[start Dataset]

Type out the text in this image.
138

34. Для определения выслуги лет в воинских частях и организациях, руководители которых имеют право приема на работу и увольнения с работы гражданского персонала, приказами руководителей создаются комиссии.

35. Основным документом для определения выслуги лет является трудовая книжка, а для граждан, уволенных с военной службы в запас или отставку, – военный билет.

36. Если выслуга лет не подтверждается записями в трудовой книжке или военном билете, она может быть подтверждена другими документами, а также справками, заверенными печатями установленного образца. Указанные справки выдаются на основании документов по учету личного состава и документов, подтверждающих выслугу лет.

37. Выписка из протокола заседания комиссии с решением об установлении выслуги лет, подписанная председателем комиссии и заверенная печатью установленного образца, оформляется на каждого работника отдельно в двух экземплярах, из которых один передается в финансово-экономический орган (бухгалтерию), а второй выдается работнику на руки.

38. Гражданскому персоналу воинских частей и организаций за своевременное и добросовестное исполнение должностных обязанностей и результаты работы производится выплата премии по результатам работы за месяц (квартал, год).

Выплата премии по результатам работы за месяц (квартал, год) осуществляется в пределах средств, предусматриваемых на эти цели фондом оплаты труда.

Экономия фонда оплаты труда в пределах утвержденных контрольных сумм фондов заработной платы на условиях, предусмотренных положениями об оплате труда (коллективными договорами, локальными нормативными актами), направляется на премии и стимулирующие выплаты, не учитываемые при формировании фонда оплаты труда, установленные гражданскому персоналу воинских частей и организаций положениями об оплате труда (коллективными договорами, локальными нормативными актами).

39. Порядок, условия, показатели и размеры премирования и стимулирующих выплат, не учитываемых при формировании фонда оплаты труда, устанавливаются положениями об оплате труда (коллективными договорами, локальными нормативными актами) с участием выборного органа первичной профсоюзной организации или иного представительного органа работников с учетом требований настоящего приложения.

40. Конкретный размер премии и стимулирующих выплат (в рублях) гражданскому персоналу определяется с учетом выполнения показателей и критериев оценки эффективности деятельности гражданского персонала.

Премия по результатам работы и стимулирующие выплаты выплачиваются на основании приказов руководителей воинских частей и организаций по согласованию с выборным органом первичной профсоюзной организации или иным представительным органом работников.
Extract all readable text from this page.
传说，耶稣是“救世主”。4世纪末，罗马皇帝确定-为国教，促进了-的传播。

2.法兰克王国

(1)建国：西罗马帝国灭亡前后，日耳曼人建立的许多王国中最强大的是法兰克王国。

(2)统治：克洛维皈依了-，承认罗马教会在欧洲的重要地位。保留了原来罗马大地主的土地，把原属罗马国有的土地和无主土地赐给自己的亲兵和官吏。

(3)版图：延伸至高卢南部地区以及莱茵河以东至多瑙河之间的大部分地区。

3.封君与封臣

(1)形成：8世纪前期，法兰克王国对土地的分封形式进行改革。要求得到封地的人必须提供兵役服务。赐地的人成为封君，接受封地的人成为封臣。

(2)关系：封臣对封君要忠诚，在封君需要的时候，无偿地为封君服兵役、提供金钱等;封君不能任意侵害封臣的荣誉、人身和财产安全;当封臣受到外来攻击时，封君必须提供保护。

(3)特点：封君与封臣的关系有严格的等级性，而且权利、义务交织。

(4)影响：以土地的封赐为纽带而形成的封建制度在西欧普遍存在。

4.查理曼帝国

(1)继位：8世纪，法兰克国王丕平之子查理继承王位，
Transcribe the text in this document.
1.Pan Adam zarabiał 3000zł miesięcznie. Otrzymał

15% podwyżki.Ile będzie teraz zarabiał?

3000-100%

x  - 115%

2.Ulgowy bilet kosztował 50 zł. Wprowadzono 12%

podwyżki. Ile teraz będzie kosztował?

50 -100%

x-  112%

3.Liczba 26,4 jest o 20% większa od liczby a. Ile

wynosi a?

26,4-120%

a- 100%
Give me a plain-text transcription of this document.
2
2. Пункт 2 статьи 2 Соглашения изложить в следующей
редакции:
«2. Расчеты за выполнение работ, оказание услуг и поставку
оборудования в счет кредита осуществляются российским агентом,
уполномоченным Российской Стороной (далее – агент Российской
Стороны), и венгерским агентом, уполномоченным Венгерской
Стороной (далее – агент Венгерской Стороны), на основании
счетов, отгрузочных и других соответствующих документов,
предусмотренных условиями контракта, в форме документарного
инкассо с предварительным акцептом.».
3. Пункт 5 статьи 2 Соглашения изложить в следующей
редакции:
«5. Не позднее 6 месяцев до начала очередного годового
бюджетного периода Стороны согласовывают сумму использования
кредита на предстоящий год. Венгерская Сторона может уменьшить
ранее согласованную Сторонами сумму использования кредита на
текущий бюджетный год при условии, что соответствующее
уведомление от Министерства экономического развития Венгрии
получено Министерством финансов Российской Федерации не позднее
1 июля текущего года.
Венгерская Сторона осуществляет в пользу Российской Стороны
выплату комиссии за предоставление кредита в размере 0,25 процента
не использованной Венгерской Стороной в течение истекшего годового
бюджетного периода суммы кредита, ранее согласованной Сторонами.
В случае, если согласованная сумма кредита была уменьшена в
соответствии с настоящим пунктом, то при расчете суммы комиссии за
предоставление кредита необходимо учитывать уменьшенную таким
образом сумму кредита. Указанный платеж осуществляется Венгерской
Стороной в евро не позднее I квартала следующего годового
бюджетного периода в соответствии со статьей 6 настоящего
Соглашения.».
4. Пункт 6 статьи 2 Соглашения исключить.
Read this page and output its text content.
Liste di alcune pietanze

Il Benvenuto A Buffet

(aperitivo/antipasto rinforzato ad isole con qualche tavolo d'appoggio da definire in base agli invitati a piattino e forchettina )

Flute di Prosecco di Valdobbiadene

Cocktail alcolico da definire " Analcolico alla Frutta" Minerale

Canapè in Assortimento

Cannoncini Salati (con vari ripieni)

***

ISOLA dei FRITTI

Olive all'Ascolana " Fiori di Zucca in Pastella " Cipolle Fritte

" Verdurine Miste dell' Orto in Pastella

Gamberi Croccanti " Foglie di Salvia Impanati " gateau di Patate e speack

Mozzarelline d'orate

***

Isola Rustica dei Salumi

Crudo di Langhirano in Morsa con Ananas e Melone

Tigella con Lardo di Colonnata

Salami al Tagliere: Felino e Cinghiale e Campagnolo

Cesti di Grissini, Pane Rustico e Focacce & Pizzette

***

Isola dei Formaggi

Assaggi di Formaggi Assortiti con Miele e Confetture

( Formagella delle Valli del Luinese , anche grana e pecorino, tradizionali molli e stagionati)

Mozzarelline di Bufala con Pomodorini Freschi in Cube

[end Dataset]

* Goal
Copy out the full material exactly as it appears.

* Written response
Type out the text in this image.
138

34. Для определения выслуги лет в воинских частях и организациях, руководители которых имеют право приема на работу и увольнения с работы гражданского персонала, приказами руководителей создаются комиссии.

35. Основным документом для определения выслуги лет является трудовая книжка, а для граждан, уволенных с военной службы в запас или отставку, – военный билет.

36. Если выслуга лет не подтверждается записями в трудовой книжке или военном билете, она может быть подтверждена другими документами, а также справками, заверенными печатями установленного образца. Указанные справки выдаются на основании документов по учету личного состава и документов, подтверждающих выслугу лет.

37. Выписка из протокола заседания комиссии с решением об установлении выслуги лет, подписанная председателем комиссии и заверенная печатью установленного образца, оформляется на каждого работника отдельно в двух экземплярах, из которых один передается в финансово-экономический орган (бухгалтерию), а второй выдается работнику на руки.

38. Гражданскому персоналу воинских частей и организаций за своевременное и добросовестное исполнение должностных обязанностей и результаты работы производится выплата премии по результатам работы за месяц (квартал, год).

Выплата премии по результатам работы за месяц (квартал, год) осуществляется в пределах средств, предусматриваемых на эти цели фондом оплаты труда.

Экономия фонда оплаты труда в пределах утвержденных контрольных сумм фондов заработной платы на условиях, предусмотренных положениями об оплате труда (коллективными договорами, локальными нормативными актами), направляется на премии и стимулирующие выплаты, не учитываемые при формировании фонда оплаты труда, установленные гражданскому персоналу воинских частей и организаций положениями об оплате труда (коллективными договорами, локальными нормативными актами).

39. Порядок, условия, показатели и размеры премирования и стимулирующих выплат, не учитываемых при формировании фонда оплаты труда, устанавливаются положениями об оплате труда (коллективными договорами, локальными нормативными актами) с участием выборного органа первичной профсоюзной организации или иного представительного органа работников с учетом требований настоящего приложения.

40. Конкретный размер премии и стимулирующих выплат (в рублях) гражданскому персоналу определяется с учетом выполнения показателей и критериев оценки эффективности деятельности гражданского персонала.

Премия по результатам работы и стимулирующие выплаты выплачиваются на основании приказов руководителей воинских частей и организаций по согласованию с выборным органом первичной профсоюзной организации или иным представительным органом работников.
Extract all readable text from this page.
传说，耶稣是“救世主”。4世纪末，罗马皇帝确定-为国教，促进了-的传播。

2.法兰克王国

(1)建国：西罗马帝国灭亡前后，日耳曼人建立的许多王国中最强大的是法兰克王国。

(2)统治：克洛维皈依了-，承认罗马教会在欧洲的重要地位。保留了原来罗马大地主的土地，把原属罗马国有的土地和无主土地赐给自己的亲兵和官吏。

(3)版图：延伸至高卢南部地区以及莱茵河以东至多瑙河之间的大部分地区。

3.封君与封臣

(1)形成：8世纪前期，法兰克王国对土地的分封形式进行改革。要求得到封地的人必须提供兵役服务。赐地的人成为封君，接受封地的人成为封臣。

(2)关系：封臣对封君要忠诚，在封君需要的时候，无偿地为封君服兵役、提供金钱等;封君不能任意侵害封臣的荣誉、人身和财产安全;当封臣受到外来攻击时，封君必须提供保护。

(3)特点：封君与封臣的关系有严格的等级性，而且权利、义务交织。

(4)影响：以土地的封赐为纽带而形成的封建制度在西欧普遍存在。

4.查理曼帝国

(1)继位：8世纪，法兰克国王丕平之子查理继承王位，
Transcribe the text in this document.
1.Pan Adam zarabiał 3000zł miesięcznie. Otrzymał

15% podwyżki.Ile będzie teraz zarabiał?

3000-100%

x  - 115%

2.Ulgowy bilet kosztował 50 zł. Wprowadzono 12%

podwyżki. Ile teraz będzie kosztował?

50 -100%

x-  112%

3.Liczba 26,4 jest o 20% większa od liczby a. Ile

wynosi a?

26,4-120%

a- 100%
Give me a plain-text transcription of this document.
2
2. Пункт 2 статьи 2 Соглашения изложить в следующей
редакции:
«2. Расчеты за выполнение работ, оказание услуг и поставку
оборудования в счет кредита осуществляются российским агентом,
уполномоченным Российской Стороной (далее – агент Российской
Стороны), и венгерским агентом, уполномоченным Венгерской
Стороной (далее – агент Венгерской Стороны), на основании
счетов, отгрузочных и других соответствующих документов,
предусмотренных условиями контракта, в форме документарного
инкассо с предварительным акцептом.».
3. Пункт 5 статьи 2 Соглашения изложить в следующей
редакции:
«5. Не позднее 6 месяцев до начала очередного годового
бюджетного периода Стороны согласовывают сумму использования
кредита на предстоящий год. Венгерская Сторона может уменьшить
ранее согласованную Сторонами сумму использования кредита на
текущий бюджетный год при условии, что соответствующее
уведомление от Министерства экономического развития Венгрии
получено Министерством финансов Российской Федерации не позднее
1 июля текущего года.
Венгерская Сторона осуществляет в пользу Российской Стороны
выплату комиссии за предоставление кредита в размере 0,25 процента
не использованной Венгерской Стороной в течение истекшего годового
бюджетного периода суммы кредита, ранее согласованной Сторонами.
В случае, если согласованная сумма кредита была уменьшена в
соответствии с настоящим пунктом, то при расчете суммы комиссии за
предоставление кредита необходимо учитывать уменьшенную таким
образом сумму кредита. Указанный платеж осуществляется Венгерской
Стороной в евро не позднее I квартала следующего годового
бюджетного периода в соответствии со статьей 6 настоящего
Соглашения.».
4. Пункт 6 статьи 2 Соглашения исключить.
Read this page and output its text content.
Liste di alcune pietanze

Il Benvenuto A Buffet

(aperitivo/antipasto rinforzato ad isole con qualche tavolo d'appoggio da definire in base agli invitati a piattino e forchettina )

Flute di Prosecco di Valdobbiadene

Cocktail alcolico da definire " Analcolico alla Frutta" Minerale

Canapè in Assortimento

Cannoncini Salati (con vari ripieni)

***

ISOLA dei FRITTI

Olive all'Ascolana " Fiori di Zucca in Pastella " Cipolle Fritte

" Verdurine Miste dell' Orto in Pastella

Gamberi Croccanti " Foglie di Salvia Impanati " gateau di Patate e speack

Mozzarelline d'orate

***

Isola Rustica dei Salumi

Crudo di Langhirano in Morsa con Ananas e Melone

Tigella con Lardo di Colonnata

Salami al Tagliere: Felino e Cinghiale e Campagnolo

Cesti di Grissini, Pane Rustico e Focacce & Pizzette

***

Isola dei Formaggi

Assaggi di Formaggi Assortiti con Miele e Confetture

( Formagella delle Valli del Luinese , anche grana e pecorino, tradizionali molli e stagionati)

Mozzarelline di Bufala con Pomodorini Freschi in Cube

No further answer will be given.